[Stored records]
★ ★ ★

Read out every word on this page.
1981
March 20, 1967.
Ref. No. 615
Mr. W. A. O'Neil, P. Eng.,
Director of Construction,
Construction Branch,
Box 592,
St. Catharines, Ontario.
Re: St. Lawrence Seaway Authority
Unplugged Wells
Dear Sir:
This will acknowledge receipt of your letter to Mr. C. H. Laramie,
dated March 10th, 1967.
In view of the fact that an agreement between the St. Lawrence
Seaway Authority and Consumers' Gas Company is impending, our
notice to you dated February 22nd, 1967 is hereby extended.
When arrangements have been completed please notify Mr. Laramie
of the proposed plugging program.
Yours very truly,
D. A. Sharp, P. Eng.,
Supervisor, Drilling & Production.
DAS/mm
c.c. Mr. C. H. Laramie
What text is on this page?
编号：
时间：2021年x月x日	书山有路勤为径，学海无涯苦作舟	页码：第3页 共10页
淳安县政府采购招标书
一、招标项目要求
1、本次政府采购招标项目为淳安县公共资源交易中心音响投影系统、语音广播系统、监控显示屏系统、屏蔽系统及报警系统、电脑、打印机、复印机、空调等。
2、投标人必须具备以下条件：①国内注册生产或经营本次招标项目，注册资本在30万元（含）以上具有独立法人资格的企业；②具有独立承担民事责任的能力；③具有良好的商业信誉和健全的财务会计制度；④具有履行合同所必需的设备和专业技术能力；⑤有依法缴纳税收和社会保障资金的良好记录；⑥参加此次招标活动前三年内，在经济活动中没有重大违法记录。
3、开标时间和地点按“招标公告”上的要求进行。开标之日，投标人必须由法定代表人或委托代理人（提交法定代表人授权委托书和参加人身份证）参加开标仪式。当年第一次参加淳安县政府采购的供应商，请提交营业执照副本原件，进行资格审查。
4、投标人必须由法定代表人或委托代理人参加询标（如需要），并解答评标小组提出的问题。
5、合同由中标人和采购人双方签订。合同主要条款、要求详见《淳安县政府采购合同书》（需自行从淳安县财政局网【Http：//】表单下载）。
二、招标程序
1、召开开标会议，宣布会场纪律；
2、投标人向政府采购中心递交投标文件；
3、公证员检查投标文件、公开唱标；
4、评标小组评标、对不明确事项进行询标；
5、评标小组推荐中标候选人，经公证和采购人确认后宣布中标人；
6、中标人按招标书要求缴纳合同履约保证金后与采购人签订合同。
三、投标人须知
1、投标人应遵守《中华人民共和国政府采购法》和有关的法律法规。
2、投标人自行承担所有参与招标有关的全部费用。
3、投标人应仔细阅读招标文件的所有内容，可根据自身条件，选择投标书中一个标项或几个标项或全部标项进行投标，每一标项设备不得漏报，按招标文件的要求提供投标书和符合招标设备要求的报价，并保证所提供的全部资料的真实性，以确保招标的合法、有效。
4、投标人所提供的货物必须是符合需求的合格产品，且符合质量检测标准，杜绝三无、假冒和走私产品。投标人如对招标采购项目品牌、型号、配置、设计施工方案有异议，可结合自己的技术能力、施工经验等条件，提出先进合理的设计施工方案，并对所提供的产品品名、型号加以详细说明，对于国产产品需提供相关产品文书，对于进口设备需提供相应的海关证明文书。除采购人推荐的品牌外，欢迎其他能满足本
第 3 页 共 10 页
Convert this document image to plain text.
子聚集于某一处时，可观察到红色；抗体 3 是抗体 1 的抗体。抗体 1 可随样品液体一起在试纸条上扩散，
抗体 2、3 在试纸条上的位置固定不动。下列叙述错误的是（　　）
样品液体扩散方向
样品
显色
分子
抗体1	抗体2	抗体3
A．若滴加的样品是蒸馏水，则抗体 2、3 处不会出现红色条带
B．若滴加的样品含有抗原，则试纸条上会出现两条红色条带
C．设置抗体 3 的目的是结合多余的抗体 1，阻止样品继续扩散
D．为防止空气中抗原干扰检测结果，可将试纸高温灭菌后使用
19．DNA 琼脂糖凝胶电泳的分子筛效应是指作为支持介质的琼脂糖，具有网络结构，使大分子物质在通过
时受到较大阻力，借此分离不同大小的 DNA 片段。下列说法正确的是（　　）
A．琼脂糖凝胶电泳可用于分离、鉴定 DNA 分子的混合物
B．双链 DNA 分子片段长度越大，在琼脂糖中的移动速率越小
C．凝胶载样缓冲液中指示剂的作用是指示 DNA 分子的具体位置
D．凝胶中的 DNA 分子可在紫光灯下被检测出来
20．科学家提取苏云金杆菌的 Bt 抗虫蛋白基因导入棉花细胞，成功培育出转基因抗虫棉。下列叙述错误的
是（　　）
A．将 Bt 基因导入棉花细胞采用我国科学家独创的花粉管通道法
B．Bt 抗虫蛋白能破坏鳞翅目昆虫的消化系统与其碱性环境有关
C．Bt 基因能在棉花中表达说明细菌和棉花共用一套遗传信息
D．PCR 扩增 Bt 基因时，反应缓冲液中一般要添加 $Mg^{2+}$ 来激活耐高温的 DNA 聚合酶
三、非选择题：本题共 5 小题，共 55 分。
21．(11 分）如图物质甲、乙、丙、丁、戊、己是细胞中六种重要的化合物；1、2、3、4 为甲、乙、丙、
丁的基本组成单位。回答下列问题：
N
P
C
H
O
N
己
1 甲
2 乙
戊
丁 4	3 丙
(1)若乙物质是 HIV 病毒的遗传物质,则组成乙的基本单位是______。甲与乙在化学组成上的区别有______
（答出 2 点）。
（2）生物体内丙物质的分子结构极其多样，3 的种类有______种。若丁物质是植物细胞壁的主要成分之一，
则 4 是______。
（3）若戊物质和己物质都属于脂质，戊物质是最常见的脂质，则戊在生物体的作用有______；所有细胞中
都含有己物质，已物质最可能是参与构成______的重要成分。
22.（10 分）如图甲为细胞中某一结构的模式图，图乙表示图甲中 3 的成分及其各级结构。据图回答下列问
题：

★ ★ ★

→ What is asked
Extract the data in full. Keep it word for word.

→ Exercise result
Read out every word on this page.
1981
March 20, 1967.
Ref. No. 615
Mr. W. A. O'Neil, P. Eng.,
Director of Construction,
Construction Branch,
Box 592,
St. Catharines, Ontario.
Re: St. Lawrence Seaway Authority
Unplugged Wells
Dear Sir:
This will acknowledge receipt of your letter to Mr. C. H. Laramie,
dated March 10th, 1967.
In view of the fact that an agreement between the St. Lawrence
Seaway Authority and Consumers' Gas Company is impending, our
notice to you dated February 22nd, 1967 is hereby extended.
When arrangements have been completed please notify Mr. Laramie
of the proposed plugging program.
Yours very truly,
D. A. Sharp, P. Eng.,
Supervisor, Drilling & Production.
DAS/mm
c.c. Mr. C. H. Laramie
What text is on this page?
编号：
时间：2021年x月x日	书山有路勤为径，学海无涯苦作舟	页码：第3页 共10页
淳安县政府采购招标书
一、招标项目要求
1、本次政府采购招标项目为淳安县公共资源交易中心音响投影系统、语音广播系统、监控显示屏系统、屏蔽系统及报警系统、电脑、打印机、复印机、空调等。
2、投标人必须具备以下条件：①国内注册生产或经营本次招标项目，注册资本在30万元（含）以上具有独立法人资格的企业；②具有独立承担民事责任的能力；③具有良好的商业信誉和健全的财务会计制度；④具有履行合同所必需的设备和专业技术能力；⑤有依法缴纳税收和社会保障资金的良好记录；⑥参加此次招标活动前三年内，在经济活动中没有重大违法记录。
3、开标时间和地点按“招标公告”上的要求进行。开标之日，投标人必须由法定代表人或委托代理人（提交法定代表人授权委托书和参加人身份证）参加开标仪式。当年第一次参加淳安县政府采购的供应商，请提交营业执照副本原件，进行资格审查。
4、投标人必须由法定代表人或委托代理人参加询标（如需要），并解答评标小组提出的问题。
5、合同由中标人和采购人双方签订。合同主要条款、要求详见《淳安县政府采购合同书》（需自行从淳安县财政局网【Http：//】表单下载）。
二、招标程序
1、召开开标会议，宣布会场纪律；
2、投标人向政府采购中心递交投标文件；
3、公证员检查投标文件、公开唱标；
4、评标小组评标、对不明确事项进行询标；
5、评标小组推荐中标候选人，经公证和采购人确认后宣布中标人；
6、中标人按招标书要求缴纳合同履约保证金后与采购人签订合同。
三、投标人须知
1、投标人应遵守《中华人民共和国政府采购法》和有关的法律法规。
2、投标人自行承担所有参与招标有关的全部费用。
3、投标人应仔细阅读招标文件的所有内容，可根据自身条件，选择投标书中一个标项或几个标项或全部标项进行投标，每一标项设备不得漏报，按招标文件的要求提供投标书和符合招标设备要求的报价，并保证所提供的全部资料的真实性，以确保招标的合法、有效。
4、投标人所提供的货物必须是符合需求的合格产品，且符合质量检测标准，杜绝三无、假冒和走私产品。投标人如对招标采购项目品牌、型号、配置、设计施工方案有异议，可结合自己的技术能力、施工经验等条件，提出先进合理的设计施工方案，并对所提供的产品品名、型号加以详细说明，对于国产产品需提供相关产品文书，对于进口设备需提供相应的海关证明文书。除采购人推荐的品牌外，欢迎其他能满足本
第 3 页 共 10 页
Convert this document image to plain text.
子聚集于某一处时，可观察到红色；抗体 3 是抗体 1 的抗体。抗体 1 可随样品液体一起在试纸条上扩散，
抗体 2、3 在试纸条上的位置固定不动。下列叙述错误的是（　　）
样品液体扩散方向
样品
显色
分子
抗体1	抗体2	抗体3
A．若滴加的样品是蒸馏水，则抗体 2、3 处不会出现红色条带
B．若滴加的样品含有抗原，则试纸条上会出现两条红色条带
C．设置抗体 3 的目的是结合多余的抗体 1，阻止样品继续扩散
D．为防止空气中抗原干扰检测结果，可将试纸高温灭菌后使用
19．DNA 琼脂糖凝胶电泳的分子筛效应是指作为支持介质的琼脂糖，具有网络结构，使大分子物质在通过
时受到较大阻力，借此分离不同大小的 DNA 片段。下列说法正确的是（　　）
A．琼脂糖凝胶电泳可用于分离、鉴定 DNA 分子的混合物
B．双链 DNA 分子片段长度越大，在琼脂糖中的移动速率越小
C．凝胶载样缓冲液中指示剂的作用是指示 DNA 分子的具体位置
D．凝胶中的 DNA 分子可在紫光灯下被检测出来
20．科学家提取苏云金杆菌的 Bt 抗虫蛋白基因导入棉花细胞，成功培育出转基因抗虫棉。下列叙述错误的
是（　　）
A．将 Bt 基因导入棉花细胞采用我国科学家独创的花粉管通道法
B．Bt 抗虫蛋白能破坏鳞翅目昆虫的消化系统与其碱性环境有关
C．Bt 基因能在棉花中表达说明细菌和棉花共用一套遗传信息
D．PCR 扩增 Bt 基因时，反应缓冲液中一般要添加 $Mg^{2+}$ 来激活耐高温的 DNA 聚合酶
三、非选择题：本题共 5 小题，共 55 分。
21．(11 分）如图物质甲、乙、丙、丁、戊、己是细胞中六种重要的化合物；1、2、3、4 为甲、乙、丙、
丁的基本组成单位。回答下列问题：
N
P
C
H
O
N
己
1 甲
2 乙
戊
丁 4	3 丙
(1)若乙物质是 HIV 病毒的遗传物质,则组成乙的基本单位是______。甲与乙在化学组成上的区别有______
（答出 2 点）。
（2）生物体内丙物质的分子结构极其多样，3 的种类有______种。若丁物质是植物细胞壁的主要成分之一，
则 4 是______。
（3）若戊物质和己物质都属于脂质，戊物质是最常见的脂质，则戊在生物体的作用有______；所有细胞中
都含有己物质，已物质最可能是参与构成______的重要成分。
22.（10 分）如图甲为细胞中某一结构的模式图，图乙表示图甲中 3 的成分及其各级结构。据图回答下列问
题：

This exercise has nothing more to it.